• [SET EXERCISE]: Check each line of the material. Copy those containing "into".
══ ENTRIES SHOWN
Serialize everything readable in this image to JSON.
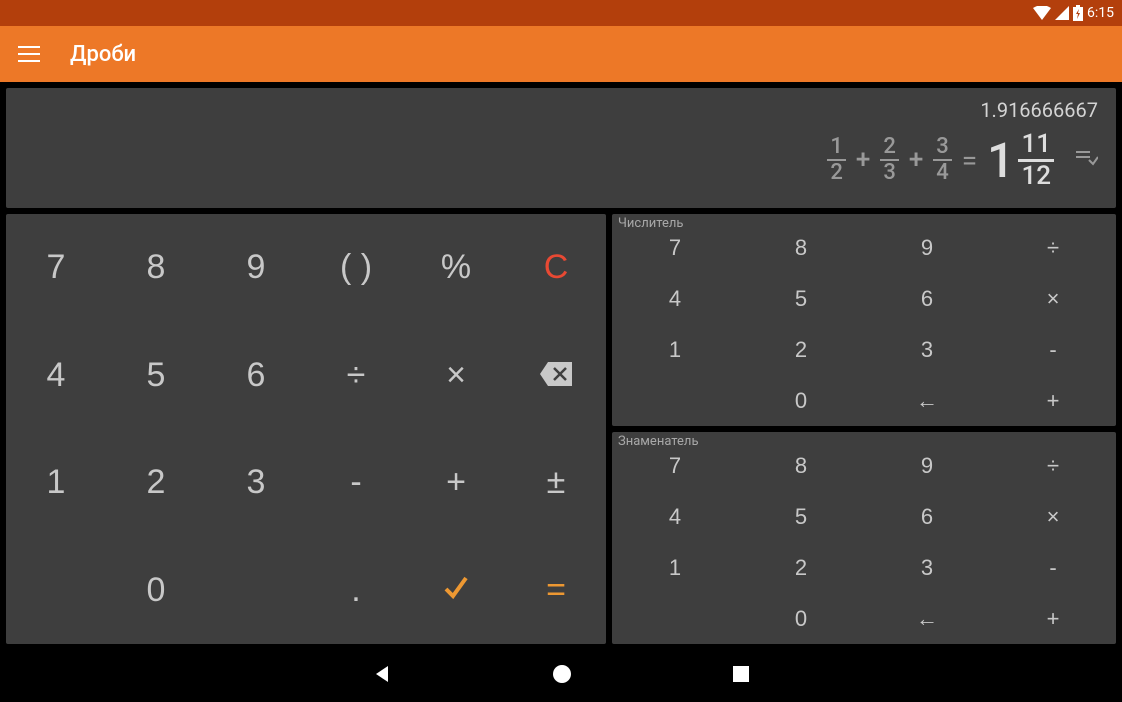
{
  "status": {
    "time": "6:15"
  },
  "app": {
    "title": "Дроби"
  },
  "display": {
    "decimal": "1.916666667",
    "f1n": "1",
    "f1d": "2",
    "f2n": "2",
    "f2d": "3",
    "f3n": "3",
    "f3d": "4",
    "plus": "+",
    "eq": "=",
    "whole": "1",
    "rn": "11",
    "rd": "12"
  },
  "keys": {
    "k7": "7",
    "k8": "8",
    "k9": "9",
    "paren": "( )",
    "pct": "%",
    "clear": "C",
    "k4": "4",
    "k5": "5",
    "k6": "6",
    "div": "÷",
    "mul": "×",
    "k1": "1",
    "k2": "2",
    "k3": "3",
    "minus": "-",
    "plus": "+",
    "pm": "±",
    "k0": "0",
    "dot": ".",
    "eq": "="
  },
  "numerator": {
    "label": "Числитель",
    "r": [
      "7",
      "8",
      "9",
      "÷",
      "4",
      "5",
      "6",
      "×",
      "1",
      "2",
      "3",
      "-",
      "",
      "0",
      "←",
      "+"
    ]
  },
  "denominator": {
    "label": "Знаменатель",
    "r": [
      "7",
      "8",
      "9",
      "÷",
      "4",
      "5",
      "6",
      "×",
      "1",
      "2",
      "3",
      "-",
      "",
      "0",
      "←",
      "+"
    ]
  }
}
════
══ ENTRIES SHOWN
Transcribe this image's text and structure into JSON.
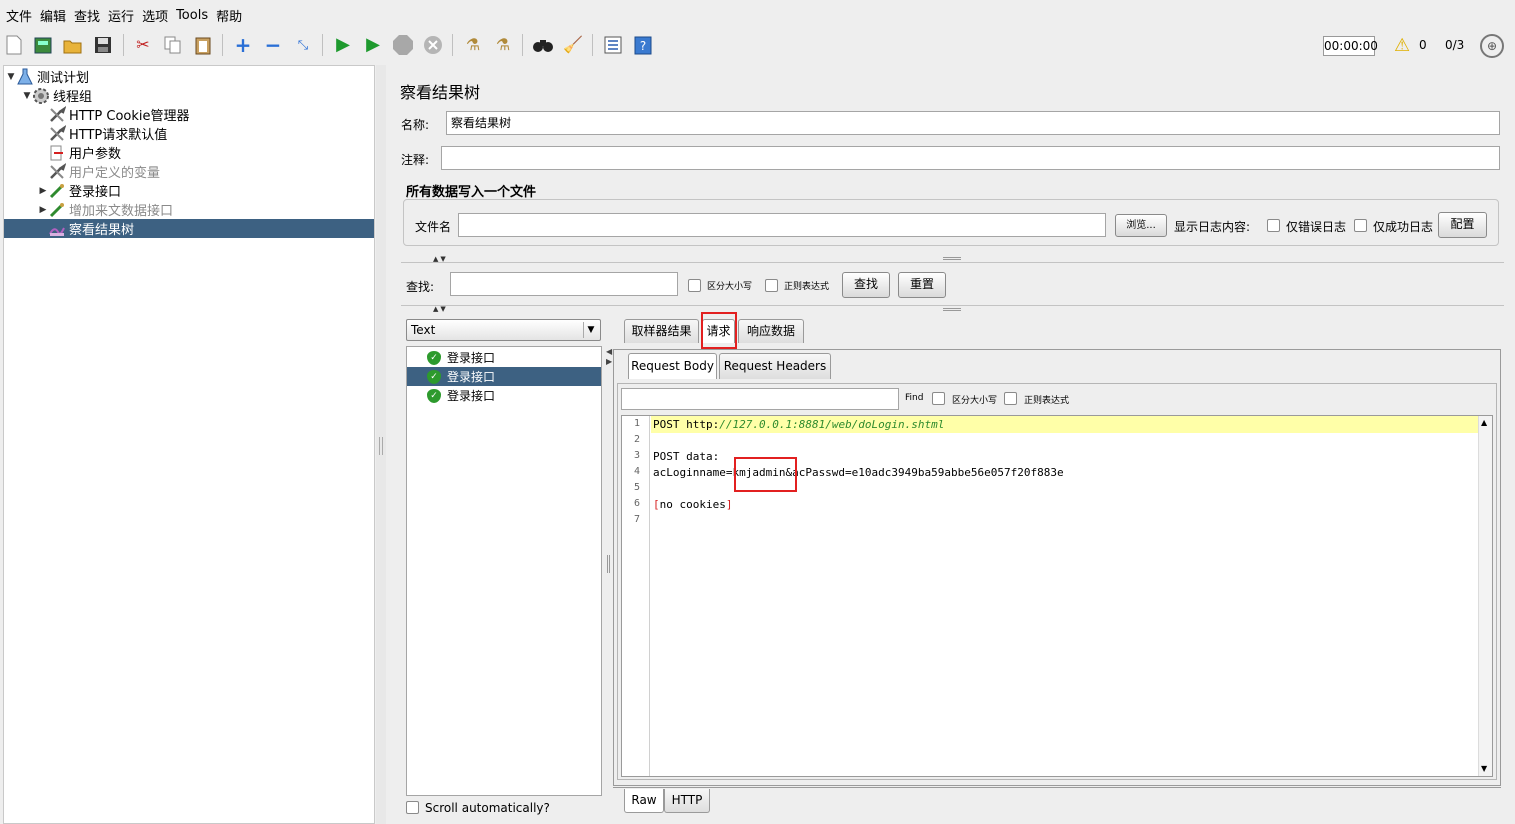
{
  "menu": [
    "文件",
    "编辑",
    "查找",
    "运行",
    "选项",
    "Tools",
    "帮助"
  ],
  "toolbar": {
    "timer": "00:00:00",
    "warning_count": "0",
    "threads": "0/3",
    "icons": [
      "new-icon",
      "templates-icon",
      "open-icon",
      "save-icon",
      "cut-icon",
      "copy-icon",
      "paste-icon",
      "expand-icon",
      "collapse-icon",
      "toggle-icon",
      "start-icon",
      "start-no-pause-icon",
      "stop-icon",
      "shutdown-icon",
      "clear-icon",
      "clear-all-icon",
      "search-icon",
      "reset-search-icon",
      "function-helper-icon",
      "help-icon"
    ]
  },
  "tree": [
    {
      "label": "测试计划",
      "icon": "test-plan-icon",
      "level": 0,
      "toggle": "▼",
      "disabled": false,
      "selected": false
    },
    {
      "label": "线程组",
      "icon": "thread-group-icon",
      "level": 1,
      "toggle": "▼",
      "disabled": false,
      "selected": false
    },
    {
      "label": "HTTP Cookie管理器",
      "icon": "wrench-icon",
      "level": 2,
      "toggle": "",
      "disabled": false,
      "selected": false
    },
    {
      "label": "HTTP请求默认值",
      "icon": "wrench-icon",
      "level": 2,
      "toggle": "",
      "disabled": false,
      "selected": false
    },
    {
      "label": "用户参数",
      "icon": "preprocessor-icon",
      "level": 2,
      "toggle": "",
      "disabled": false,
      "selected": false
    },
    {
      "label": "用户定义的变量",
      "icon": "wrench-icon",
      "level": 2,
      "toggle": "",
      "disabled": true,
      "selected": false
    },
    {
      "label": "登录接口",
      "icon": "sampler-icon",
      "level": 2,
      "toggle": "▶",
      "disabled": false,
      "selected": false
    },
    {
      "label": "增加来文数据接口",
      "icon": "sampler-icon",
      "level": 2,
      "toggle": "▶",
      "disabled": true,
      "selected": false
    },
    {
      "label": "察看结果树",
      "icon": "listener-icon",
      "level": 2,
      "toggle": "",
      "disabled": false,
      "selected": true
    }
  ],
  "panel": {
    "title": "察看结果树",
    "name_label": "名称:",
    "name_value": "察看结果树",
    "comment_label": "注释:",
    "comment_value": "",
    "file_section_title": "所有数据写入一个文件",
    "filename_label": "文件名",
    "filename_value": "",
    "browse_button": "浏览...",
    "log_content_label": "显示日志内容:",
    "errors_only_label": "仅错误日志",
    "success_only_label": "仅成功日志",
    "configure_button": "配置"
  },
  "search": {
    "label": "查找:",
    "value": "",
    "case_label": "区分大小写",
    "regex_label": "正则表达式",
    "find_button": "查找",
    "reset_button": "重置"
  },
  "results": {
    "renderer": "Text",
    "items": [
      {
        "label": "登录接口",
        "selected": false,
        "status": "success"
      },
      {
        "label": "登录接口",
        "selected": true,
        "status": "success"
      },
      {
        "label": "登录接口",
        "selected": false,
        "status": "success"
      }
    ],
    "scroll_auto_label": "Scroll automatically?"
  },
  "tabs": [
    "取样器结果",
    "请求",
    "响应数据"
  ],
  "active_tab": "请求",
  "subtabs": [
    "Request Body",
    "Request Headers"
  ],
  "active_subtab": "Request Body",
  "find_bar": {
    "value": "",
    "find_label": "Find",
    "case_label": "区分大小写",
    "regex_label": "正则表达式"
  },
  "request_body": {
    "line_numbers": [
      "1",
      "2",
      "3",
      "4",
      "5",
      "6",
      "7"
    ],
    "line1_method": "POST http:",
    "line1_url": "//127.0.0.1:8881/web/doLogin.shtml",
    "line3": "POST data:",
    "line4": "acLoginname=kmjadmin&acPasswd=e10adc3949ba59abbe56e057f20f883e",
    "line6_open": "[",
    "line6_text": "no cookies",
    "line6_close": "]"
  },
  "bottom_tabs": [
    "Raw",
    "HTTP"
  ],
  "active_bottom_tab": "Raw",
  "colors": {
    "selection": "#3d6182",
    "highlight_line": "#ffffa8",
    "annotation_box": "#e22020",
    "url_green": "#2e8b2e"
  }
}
════
══ ENTRIES SHOWN
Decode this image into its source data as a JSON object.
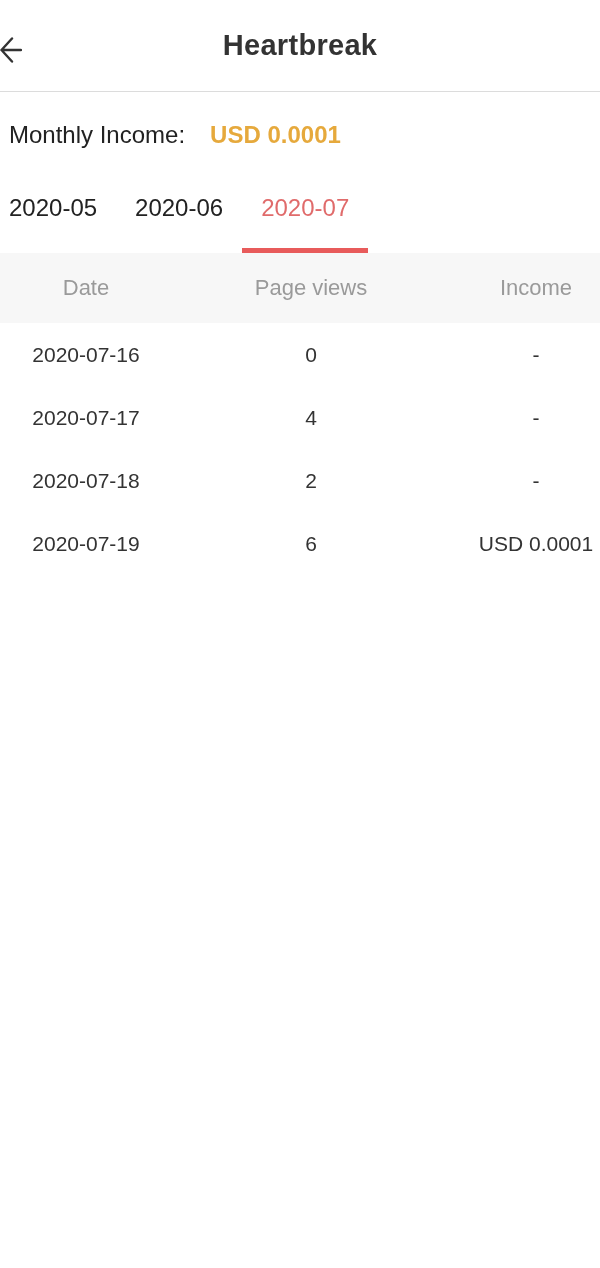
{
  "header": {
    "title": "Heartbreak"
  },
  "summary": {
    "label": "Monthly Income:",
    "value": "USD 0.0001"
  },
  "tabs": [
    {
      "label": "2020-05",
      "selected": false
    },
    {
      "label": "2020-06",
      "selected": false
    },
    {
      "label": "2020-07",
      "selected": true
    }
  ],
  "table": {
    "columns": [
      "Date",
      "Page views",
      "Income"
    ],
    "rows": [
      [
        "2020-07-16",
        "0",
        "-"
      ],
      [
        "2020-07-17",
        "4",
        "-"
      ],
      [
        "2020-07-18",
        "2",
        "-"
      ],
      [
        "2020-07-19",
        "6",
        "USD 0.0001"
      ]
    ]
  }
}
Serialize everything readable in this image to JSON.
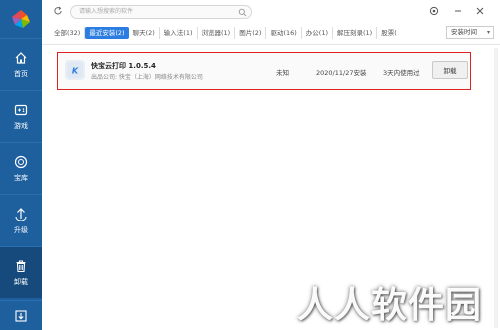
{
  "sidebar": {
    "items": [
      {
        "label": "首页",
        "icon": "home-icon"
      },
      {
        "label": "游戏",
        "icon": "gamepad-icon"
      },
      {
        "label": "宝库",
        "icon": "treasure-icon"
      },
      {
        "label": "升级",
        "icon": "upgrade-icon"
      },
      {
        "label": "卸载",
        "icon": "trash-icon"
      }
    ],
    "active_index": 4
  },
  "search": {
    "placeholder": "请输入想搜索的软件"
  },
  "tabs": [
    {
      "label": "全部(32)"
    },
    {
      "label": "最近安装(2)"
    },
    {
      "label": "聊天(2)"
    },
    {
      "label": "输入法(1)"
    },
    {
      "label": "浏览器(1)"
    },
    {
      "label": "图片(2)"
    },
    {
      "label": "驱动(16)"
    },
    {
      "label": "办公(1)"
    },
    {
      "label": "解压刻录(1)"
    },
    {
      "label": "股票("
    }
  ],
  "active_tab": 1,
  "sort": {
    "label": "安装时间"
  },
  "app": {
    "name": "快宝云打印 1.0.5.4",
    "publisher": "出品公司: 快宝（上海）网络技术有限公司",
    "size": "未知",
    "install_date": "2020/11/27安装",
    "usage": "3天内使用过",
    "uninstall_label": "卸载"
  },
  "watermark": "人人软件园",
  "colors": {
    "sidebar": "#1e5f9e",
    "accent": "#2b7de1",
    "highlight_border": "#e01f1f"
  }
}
════
• [REPLY]:
Transcribe this image's text and structure into JSON.
Decode this image into its source data as a JSON object.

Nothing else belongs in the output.